## Directions for this task
All material below is to be reproduced exactly.

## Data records
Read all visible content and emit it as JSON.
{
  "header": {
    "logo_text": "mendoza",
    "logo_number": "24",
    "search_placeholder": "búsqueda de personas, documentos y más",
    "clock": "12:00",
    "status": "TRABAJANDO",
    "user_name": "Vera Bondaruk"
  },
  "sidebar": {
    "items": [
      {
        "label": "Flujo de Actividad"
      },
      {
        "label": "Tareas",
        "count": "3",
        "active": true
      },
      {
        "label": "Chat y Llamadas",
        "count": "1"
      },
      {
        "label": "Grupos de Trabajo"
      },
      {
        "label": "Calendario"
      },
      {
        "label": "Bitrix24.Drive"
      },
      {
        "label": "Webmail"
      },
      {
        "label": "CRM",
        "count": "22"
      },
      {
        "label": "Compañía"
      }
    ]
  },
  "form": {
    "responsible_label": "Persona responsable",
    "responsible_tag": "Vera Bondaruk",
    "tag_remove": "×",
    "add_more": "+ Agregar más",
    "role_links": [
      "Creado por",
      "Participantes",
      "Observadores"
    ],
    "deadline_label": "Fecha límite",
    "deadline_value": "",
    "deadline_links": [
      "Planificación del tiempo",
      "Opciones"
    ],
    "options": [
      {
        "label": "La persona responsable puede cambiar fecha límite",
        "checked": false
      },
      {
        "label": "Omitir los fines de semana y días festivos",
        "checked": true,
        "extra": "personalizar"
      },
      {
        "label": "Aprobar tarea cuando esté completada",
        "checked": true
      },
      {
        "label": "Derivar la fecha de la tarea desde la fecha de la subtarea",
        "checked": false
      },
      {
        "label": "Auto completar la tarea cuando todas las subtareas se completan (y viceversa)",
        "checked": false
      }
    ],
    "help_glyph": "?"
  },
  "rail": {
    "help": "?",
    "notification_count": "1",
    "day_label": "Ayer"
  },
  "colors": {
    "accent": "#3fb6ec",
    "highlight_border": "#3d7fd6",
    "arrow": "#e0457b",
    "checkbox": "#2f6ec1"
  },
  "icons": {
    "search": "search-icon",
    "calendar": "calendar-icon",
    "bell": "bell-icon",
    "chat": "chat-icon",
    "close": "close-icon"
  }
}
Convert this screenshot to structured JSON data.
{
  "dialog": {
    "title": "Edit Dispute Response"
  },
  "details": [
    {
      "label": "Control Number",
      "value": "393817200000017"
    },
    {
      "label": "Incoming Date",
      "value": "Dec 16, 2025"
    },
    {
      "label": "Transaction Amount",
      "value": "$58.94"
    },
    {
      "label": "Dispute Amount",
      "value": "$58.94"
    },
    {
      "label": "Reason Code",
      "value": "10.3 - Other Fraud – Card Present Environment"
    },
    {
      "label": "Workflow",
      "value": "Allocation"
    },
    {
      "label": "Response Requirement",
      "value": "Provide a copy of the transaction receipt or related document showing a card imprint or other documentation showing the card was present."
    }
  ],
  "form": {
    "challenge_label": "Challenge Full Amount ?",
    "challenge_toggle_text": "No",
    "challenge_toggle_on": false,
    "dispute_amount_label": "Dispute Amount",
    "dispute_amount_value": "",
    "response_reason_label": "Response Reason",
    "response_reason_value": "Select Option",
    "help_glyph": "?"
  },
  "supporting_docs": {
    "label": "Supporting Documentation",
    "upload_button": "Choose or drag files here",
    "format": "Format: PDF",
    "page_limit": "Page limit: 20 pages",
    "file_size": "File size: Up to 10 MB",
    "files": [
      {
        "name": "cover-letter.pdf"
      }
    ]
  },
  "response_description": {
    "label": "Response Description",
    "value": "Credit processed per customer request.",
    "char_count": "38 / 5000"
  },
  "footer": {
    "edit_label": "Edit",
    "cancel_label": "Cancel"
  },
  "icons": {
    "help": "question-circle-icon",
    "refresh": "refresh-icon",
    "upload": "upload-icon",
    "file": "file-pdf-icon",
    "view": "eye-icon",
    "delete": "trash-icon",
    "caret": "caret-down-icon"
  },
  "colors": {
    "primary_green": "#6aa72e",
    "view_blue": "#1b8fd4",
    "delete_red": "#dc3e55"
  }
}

## Response
Read all visible content and emit it as JSON.
{
  "header": {
    "logo_text": "mendoza",
    "logo_number": "24",
    "search_placeholder": "búsqueda de personas, documentos y más",
    "clock": "12:00",
    "status": "TRABAJANDO",
    "user_name": "Vera Bondaruk"
  },
  "sidebar": {
    "items": [
      {
        "label": "Flujo de Actividad"
      },
      {
        "label": "Tareas",
        "count": "3",
        "active": true
      },
      {
        "label": "Chat y Llamadas",
        "count": "1"
      },
      {
        "label": "Grupos de Trabajo"
      },
      {
        "label": "Calendario"
      },
      {
        "label": "Bitrix24.Drive"
      },
      {
        "label": "Webmail"
      },
      {
        "label": "CRM",
        "count": "22"
      },
      {
        "label": "Compañía"
      }
    ]
  },
  "form": {
    "responsible_label": "Persona responsable",
    "responsible_tag": "Vera Bondaruk",
    "tag_remove": "×",
    "add_more": "+ Agregar más",
    "role_links": [
      "Creado por",
      "Participantes",
      "Observadores"
    ],
    "deadline_label": "Fecha límite",
    "deadline_value": "",
    "deadline_links": [
      "Planificación del tiempo",
      "Opciones"
    ],
    "options": [
      {
        "label": "La persona responsable puede cambiar fecha límite",
        "checked": false
      },
      {
        "label": "Omitir los fines de semana y días festivos",
        "checked": true,
        "extra": "personalizar"
      },
      {
        "label": "Aprobar tarea cuando esté completada",
        "checked": true
      },
      {
        "label": "Derivar la fecha de la tarea desde la fecha de la subtarea",
        "checked": false
      },
      {
        "label": "Auto completar la tarea cuando todas las subtareas se completan (y viceversa)",
        "checked": false
      }
    ],
    "help_glyph": "?"
  },
  "rail": {
    "help": "?",
    "notification_count": "1",
    "day_label": "Ayer"
  },
  "colors": {
    "accent": "#3fb6ec",
    "highlight_border": "#3d7fd6",
    "arrow": "#e0457b",
    "checkbox": "#2f6ec1"
  },
  "icons": {
    "search": "search-icon",
    "calendar": "calendar-icon",
    "bell": "bell-icon",
    "chat": "chat-icon",
    "close": "close-icon"
  }
}
Convert this screenshot to structured JSON data.
{
  "dialog": {
    "title": "Edit Dispute Response"
  },
  "details": [
    {
      "label": "Control Number",
      "value": "393817200000017"
    },
    {
      "label": "Incoming Date",
      "value": "Dec 16, 2025"
    },
    {
      "label": "Transaction Amount",
      "value": "$58.94"
    },
    {
      "label": "Dispute Amount",
      "value": "$58.94"
    },
    {
      "label": "Reason Code",
      "value": "10.3 - Other Fraud – Card Present Environment"
    },
    {
      "label": "Workflow",
      "value": "Allocation"
    },
    {
      "label": "Response Requirement",
      "value": "Provide a copy of the transaction receipt or related document showing a card imprint or other documentation showing the card was present."
    }
  ],
  "form": {
    "challenge_label": "Challenge Full Amount ?",
    "challenge_toggle_text": "No",
    "challenge_toggle_on": false,
    "dispute_amount_label": "Dispute Amount",
    "dispute_amount_value": "",
    "response_reason_label": "Response Reason",
    "response_reason_value": "Select Option",
    "help_glyph": "?"
  },
  "supporting_docs": {
    "label": "Supporting Documentation",
    "upload_button": "Choose or drag files here",
    "format": "Format: PDF",
    "page_limit": "Page limit: 20 pages",
    "file_size": "File size: Up to 10 MB",
    "files": [
      {
        "name": "cover-letter.pdf"
      }
    ]
  },
  "response_description": {
    "label": "Response Description",
    "value": "Credit processed per customer request.",
    "char_count": "38 / 5000"
  },
  "footer": {
    "edit_label": "Edit",
    "cancel_label": "Cancel"
  },
  "icons": {
    "help": "question-circle-icon",
    "refresh": "refresh-icon",
    "upload": "upload-icon",
    "file": "file-pdf-icon",
    "view": "eye-icon",
    "delete": "trash-icon",
    "caret": "caret-down-icon"
  },
  "colors": {
    "primary_green": "#6aa72e",
    "view_blue": "#1b8fd4",
    "delete_red": "#dc3e55"
  }
}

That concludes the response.